— START PROVIDED ENTRIES —

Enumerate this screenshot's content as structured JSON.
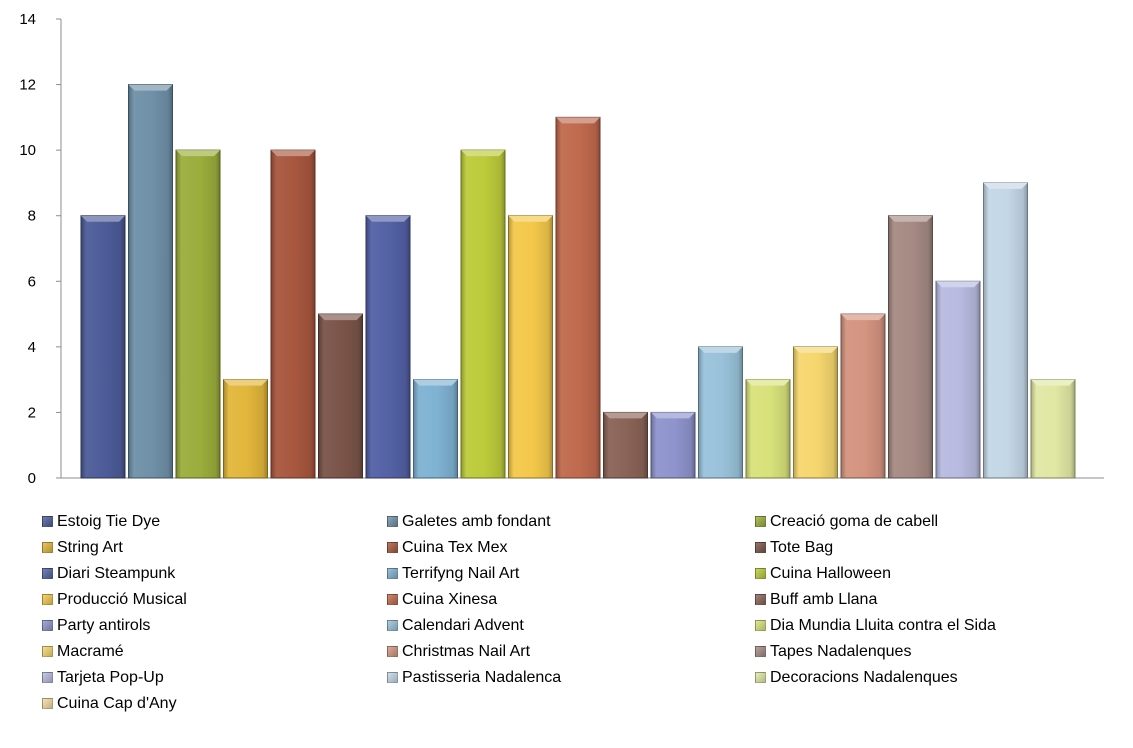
{
  "chart_data": {
    "type": "bar",
    "title": "",
    "xlabel": "",
    "ylabel": "",
    "ylim": [
      0,
      14
    ],
    "yticks": [
      0,
      2,
      4,
      6,
      8,
      10,
      12,
      14
    ],
    "grid": false,
    "legend_position": "bottom",
    "series": [
      {
        "name": "Estoig Tie Dye",
        "value": 8,
        "color": "#4d5c99"
      },
      {
        "name": "Galetes amb fondant",
        "value": 12,
        "color": "#6f90a8"
      },
      {
        "name": "Creació goma de cabell",
        "value": 10,
        "color": "#9bad3c"
      },
      {
        "name": "String Art",
        "value": 3,
        "color": "#e2b63b"
      },
      {
        "name": "Cuina Tex Mex",
        "value": 10,
        "color": "#a8573e"
      },
      {
        "name": "Tote Bag",
        "value": 5,
        "color": "#7a5449"
      },
      {
        "name": "Diari Steampunk",
        "value": 8,
        "color": "#5361a5"
      },
      {
        "name": "Terrifyng Nail Art",
        "value": 3,
        "color": "#7fb2d2"
      },
      {
        "name": "Cuina Halloween",
        "value": 10,
        "color": "#bccb3a"
      },
      {
        "name": "Producció Musical",
        "value": 8,
        "color": "#f3c84a"
      },
      {
        "name": "Cuina Xinesa",
        "value": 11,
        "color": "#c06a4e"
      },
      {
        "name": "Buff amb Llana",
        "value": 2,
        "color": "#8a6357"
      },
      {
        "name": "Party antirols",
        "value": 2,
        "color": "#8e94cc"
      },
      {
        "name": "Calendari Advent",
        "value": 4,
        "color": "#99c2da"
      },
      {
        "name": "Dia Mundia Lluita contra el Sida",
        "value": 3,
        "color": "#d8e27a"
      },
      {
        "name": "Macramé",
        "value": 4,
        "color": "#f5d66e"
      },
      {
        "name": "Christmas Nail Art",
        "value": 5,
        "color": "#d49480"
      },
      {
        "name": "Tapes Nadalenques",
        "value": 8,
        "color": "#a58a83"
      },
      {
        "name": "Tarjeta Pop-Up",
        "value": 6,
        "color": "#b7bbdf"
      },
      {
        "name": "Pastisseria Nadalenca",
        "value": 9,
        "color": "#c3d7e6"
      },
      {
        "name": "Decoracions Nadalenques",
        "value": 3,
        "color": "#e0e8a4"
      },
      {
        "name": "Cuina Cap d'Any",
        "value": 0,
        "color": "#f2dca0"
      }
    ]
  }
}
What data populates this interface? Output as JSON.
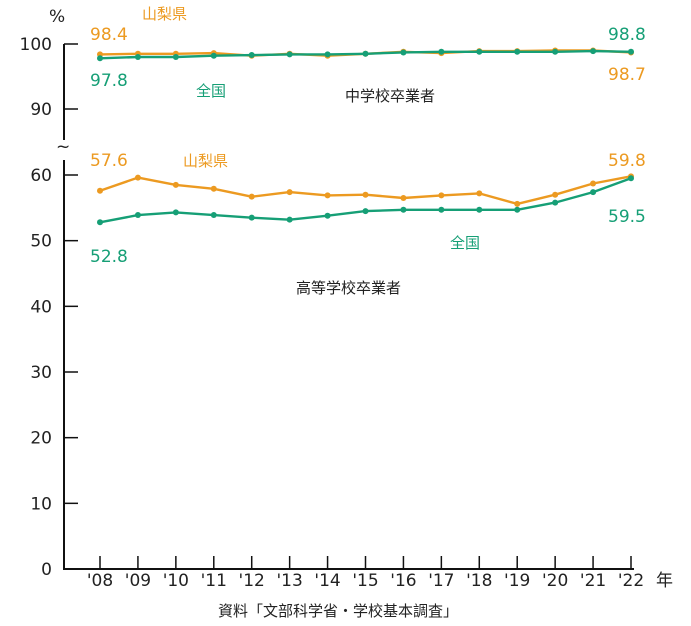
{
  "chart_data": {
    "type": "line",
    "unit_label": "%",
    "x_unit": "年",
    "source": "資料「文部科学省・学校基本調査」",
    "x_categories": [
      "'08",
      "'09",
      "'10",
      "'11",
      "'12",
      "'13",
      "'14",
      "'15",
      "'16",
      "'17",
      "'18",
      "'19",
      "'20",
      "'21",
      "'22"
    ],
    "y_ticks_lower": [
      0,
      10,
      20,
      30,
      40,
      50,
      60
    ],
    "y_ticks_upper": [
      90,
      100
    ],
    "axis_break": "~",
    "colors": {
      "yamanashi": "#ec9a21",
      "national": "#169f76",
      "axis": "#111111"
    },
    "panels": {
      "junior_high": {
        "group_label": "中学校卒業者",
        "series": [
          {
            "name": "山梨県",
            "values": [
              98.4,
              98.5,
              98.5,
              98.6,
              98.2,
              98.5,
              98.2,
              98.5,
              98.8,
              98.6,
              98.9,
              98.9,
              99.0,
              99.0,
              98.7
            ]
          },
          {
            "name": "全国",
            "values": [
              97.8,
              98.0,
              98.0,
              98.2,
              98.3,
              98.4,
              98.4,
              98.5,
              98.7,
              98.8,
              98.8,
              98.8,
              98.8,
              98.9,
              98.8
            ]
          }
        ],
        "first_labels": {
          "yamanashi": "98.4",
          "national": "97.8"
        },
        "last_labels": {
          "yamanashi": "98.7",
          "national": "98.8"
        }
      },
      "high_school": {
        "group_label": "高等学校卒業者",
        "series": [
          {
            "name": "山梨県",
            "values": [
              57.6,
              59.6,
              58.5,
              57.9,
              56.7,
              57.4,
              56.9,
              57.0,
              56.5,
              56.9,
              57.2,
              55.6,
              57.0,
              58.7,
              59.8
            ]
          },
          {
            "name": "全国",
            "values": [
              52.8,
              53.9,
              54.3,
              53.9,
              53.5,
              53.2,
              53.8,
              54.5,
              54.7,
              54.7,
              54.7,
              54.7,
              55.8,
              57.4,
              59.5
            ]
          }
        ],
        "first_labels": {
          "yamanashi": "57.6",
          "national": "52.8"
        },
        "last_labels": {
          "yamanashi": "59.8",
          "national": "59.5"
        }
      }
    }
  }
}
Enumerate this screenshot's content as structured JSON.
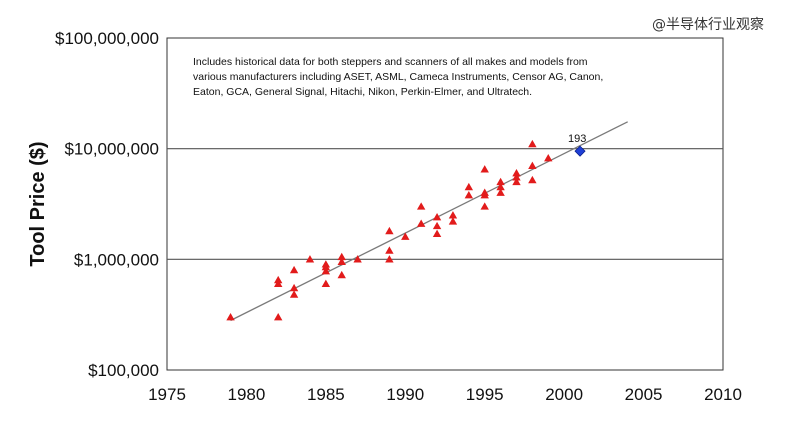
{
  "watermark": "@半导体行业观察",
  "chart_data": {
    "type": "scatter",
    "y_scale": "log",
    "ylabel": "Tool Price ($)",
    "xlabel": "",
    "xlim": [
      1975,
      2010
    ],
    "ylim": [
      100000,
      100000000
    ],
    "x_ticks": [
      1975,
      1980,
      1985,
      1990,
      1995,
      2000,
      2005,
      2010
    ],
    "x_tick_labels": [
      "1975",
      "1980",
      "1985",
      "1990",
      "1995",
      "2000",
      "2005",
      "2010"
    ],
    "y_ticks": [
      100000,
      1000000,
      10000000,
      100000000
    ],
    "y_tick_labels": [
      "$100,000",
      "$1,000,000",
      "$10,000,000",
      "$100,000,000"
    ],
    "gridlines_y": [
      1000000,
      10000000
    ],
    "annotation": [
      "Includes historical data for both steppers and scanners of all makes and models from",
      "various manufacturers including ASET, ASML, Cameca Instruments, Censor AG, Canon,",
      "Eaton, GCA, General Signal, Hitachi, Nikon, Perkin-Elmer, and Ultratech."
    ],
    "colors": {
      "historical": "#e21b1b",
      "highlight": "#1f3fd6",
      "trend": "#7a7a7a",
      "grid": "#555555"
    },
    "series": [
      {
        "marker": "triangle",
        "points": [
          [
            1979,
            300000
          ],
          [
            1982,
            300000
          ],
          [
            1982,
            600000
          ],
          [
            1982,
            650000
          ],
          [
            1983,
            480000
          ],
          [
            1983,
            550000
          ],
          [
            1983,
            800000
          ],
          [
            1984,
            1000000
          ],
          [
            1985,
            600000
          ],
          [
            1985,
            780000
          ],
          [
            1985,
            850000
          ],
          [
            1985,
            900000
          ],
          [
            1986,
            720000
          ],
          [
            1986,
            950000
          ],
          [
            1986,
            1050000
          ],
          [
            1987,
            1000000
          ],
          [
            1989,
            1000000
          ],
          [
            1989,
            1200000
          ],
          [
            1989,
            1800000
          ],
          [
            1990,
            1600000
          ],
          [
            1991,
            2100000
          ],
          [
            1991,
            3000000
          ],
          [
            1992,
            1700000
          ],
          [
            1992,
            2000000
          ],
          [
            1992,
            2400000
          ],
          [
            1993,
            2200000
          ],
          [
            1993,
            2500000
          ],
          [
            1994,
            3800000
          ],
          [
            1994,
            4500000
          ],
          [
            1995,
            3000000
          ],
          [
            1995,
            3800000
          ],
          [
            1995,
            4000000
          ],
          [
            1995,
            6500000
          ],
          [
            1996,
            4000000
          ],
          [
            1996,
            4500000
          ],
          [
            1996,
            5000000
          ],
          [
            1997,
            5000000
          ],
          [
            1997,
            5500000
          ],
          [
            1997,
            6000000
          ],
          [
            1998,
            5200000
          ],
          [
            1998,
            7000000
          ],
          [
            1998,
            11000000
          ],
          [
            1999,
            8200000
          ]
        ]
      },
      {
        "marker": "diamond",
        "points": [
          [
            2001,
            9500000
          ]
        ],
        "label": "193"
      }
    ],
    "trend_line": {
      "from": [
        1979,
        280000
      ],
      "to": [
        2004,
        17500000
      ]
    }
  }
}
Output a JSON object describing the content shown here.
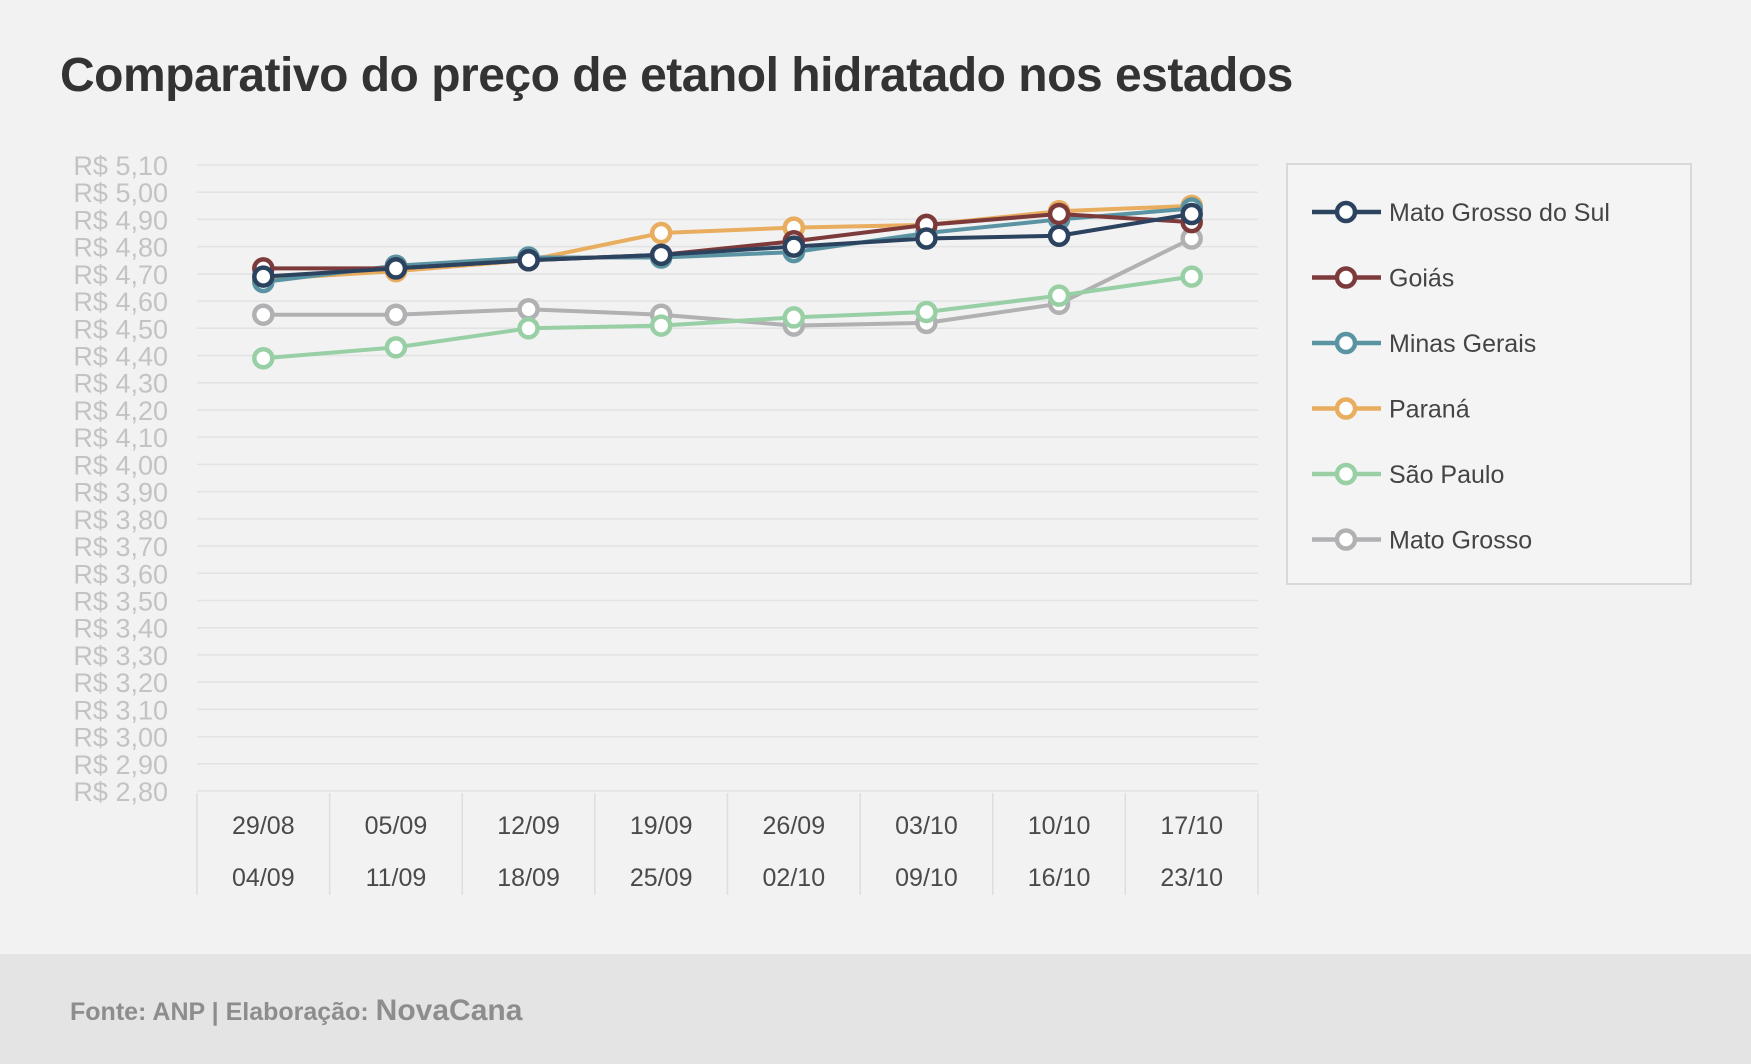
{
  "title": "Comparativo do preço de etanol hidratado nos estados",
  "footer": {
    "source": "Fonte: ANP | Elaboração:",
    "brand": "NovaCana"
  },
  "chart_data": {
    "type": "line",
    "title": "Comparativo do preço de etanol hidratado nos estados",
    "ylim": [
      2.8,
      5.1
    ],
    "ystep": 0.1,
    "y_tick_prefix": "R$ ",
    "grid": true,
    "legend_position": "right",
    "categories": [
      [
        "29/08",
        "04/09"
      ],
      [
        "05/09",
        "11/09"
      ],
      [
        "12/09",
        "18/09"
      ],
      [
        "19/09",
        "25/09"
      ],
      [
        "26/09",
        "02/10"
      ],
      [
        "03/10",
        "09/10"
      ],
      [
        "10/10",
        "16/10"
      ],
      [
        "17/10",
        "23/10"
      ]
    ],
    "series": [
      {
        "name": "Mato Grosso",
        "color": "#b1b1b3",
        "values": [
          4.55,
          4.55,
          4.57,
          4.55,
          4.51,
          4.52,
          4.59,
          4.83
        ]
      },
      {
        "name": "São Paulo",
        "color": "#98cfa5",
        "values": [
          4.39,
          4.43,
          4.5,
          4.51,
          4.54,
          4.56,
          4.62,
          4.69
        ]
      },
      {
        "name": "Paraná",
        "color": "#e8ad5e",
        "values": [
          4.68,
          4.71,
          4.75,
          4.85,
          4.87,
          4.88,
          4.93,
          4.95
        ]
      },
      {
        "name": "Minas Gerais",
        "color": "#5a93a2",
        "values": [
          4.67,
          4.73,
          4.76,
          4.76,
          4.78,
          4.85,
          4.9,
          4.94
        ]
      },
      {
        "name": "Goiás",
        "color": "#7d3a3b",
        "values": [
          4.72,
          4.72,
          4.75,
          4.77,
          4.82,
          4.88,
          4.92,
          4.89
        ]
      },
      {
        "name": "Mato Grosso do Sul",
        "color": "#2c4360",
        "values": [
          4.69,
          4.72,
          4.75,
          4.77,
          4.8,
          4.83,
          4.84,
          4.92
        ]
      }
    ],
    "legend_order": [
      "Mato Grosso do Sul",
      "Goiás",
      "Minas Gerais",
      "Paraná",
      "São Paulo",
      "Mato Grosso"
    ]
  }
}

— END PROVIDED ENTRIES —

## EXERCISE TASK:
Return the lines of the records that include the string "etanol".

## RESULT:
  "title": "Comparativo do preço de etanol hidratado nos estados",
    "title": "Comparativo do preço de etanol hidratado nos estados",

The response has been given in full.